TASK BRIEF: Each entry below is to be written out exactly, and the pictures are to be left out.
───── PROVIDED DATA
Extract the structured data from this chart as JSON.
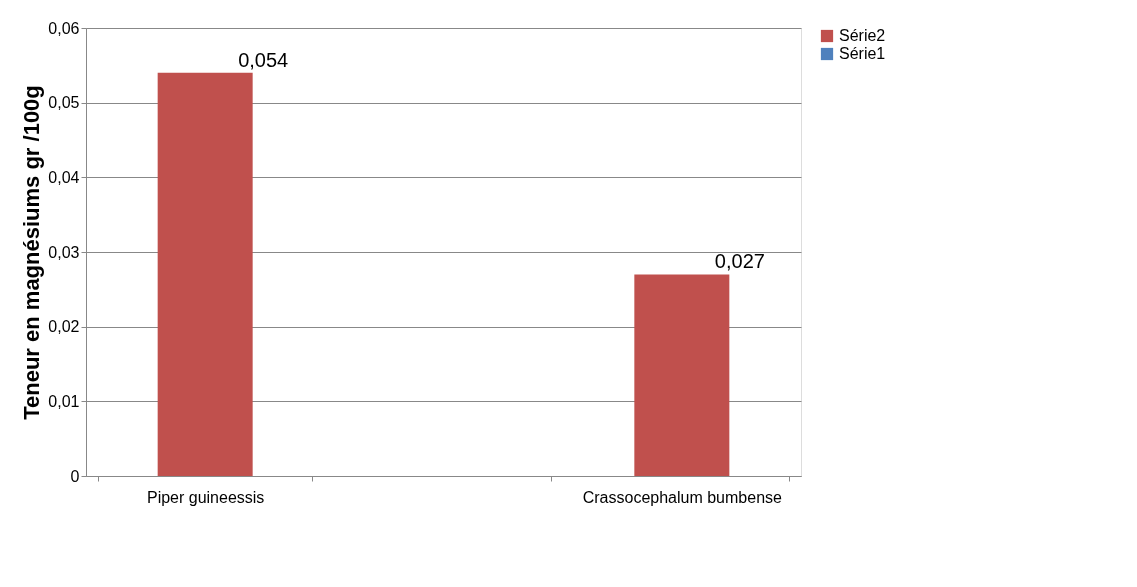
{
  "chart_data": {
    "type": "bar",
    "ylabel": "Teneur en  magnésiums gr /100g",
    "categories": [
      "Piper guineessis",
      null,
      "Crassocephalum bumbense"
    ],
    "series": [
      {
        "name": "Série2",
        "color": "#c0504d",
        "values": [
          0.054,
          null,
          0.027
        ],
        "value_labels": [
          "0,054",
          null,
          "0,027"
        ]
      },
      {
        "name": "Série1",
        "color": "#4f81bd",
        "values": [
          null,
          null,
          null
        ]
      }
    ],
    "ylim": [
      0,
      0.06
    ],
    "yticks": [
      {
        "value": 0,
        "label": "0"
      },
      {
        "value": 0.01,
        "label": "0,01"
      },
      {
        "value": 0.02,
        "label": "0,02"
      },
      {
        "value": 0.03,
        "label": "0,03"
      },
      {
        "value": 0.04,
        "label": "0,04"
      },
      {
        "value": 0.05,
        "label": "0,05"
      },
      {
        "value": 0.06,
        "label": "0,06"
      }
    ],
    "grid": "y",
    "legend": "right"
  }
}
──────────
RESULT FOR THIS TASK:
Extract the structured data from this chart as JSON.
{
  "chart_data": {
    "type": "bar",
    "ylabel": "Teneur en  magnésiums gr /100g",
    "categories": [
      "Piper guineessis",
      null,
      "Crassocephalum bumbense"
    ],
    "series": [
      {
        "name": "Série2",
        "color": "#c0504d",
        "values": [
          0.054,
          null,
          0.027
        ],
        "value_labels": [
          "0,054",
          null,
          "0,027"
        ]
      },
      {
        "name": "Série1",
        "color": "#4f81bd",
        "values": [
          null,
          null,
          null
        ]
      }
    ],
    "ylim": [
      0,
      0.06
    ],
    "yticks": [
      {
        "value": 0,
        "label": "0"
      },
      {
        "value": 0.01,
        "label": "0,01"
      },
      {
        "value": 0.02,
        "label": "0,02"
      },
      {
        "value": 0.03,
        "label": "0,03"
      },
      {
        "value": 0.04,
        "label": "0,04"
      },
      {
        "value": 0.05,
        "label": "0,05"
      },
      {
        "value": 0.06,
        "label": "0,06"
      }
    ],
    "grid": "y",
    "legend": "right"
  }
}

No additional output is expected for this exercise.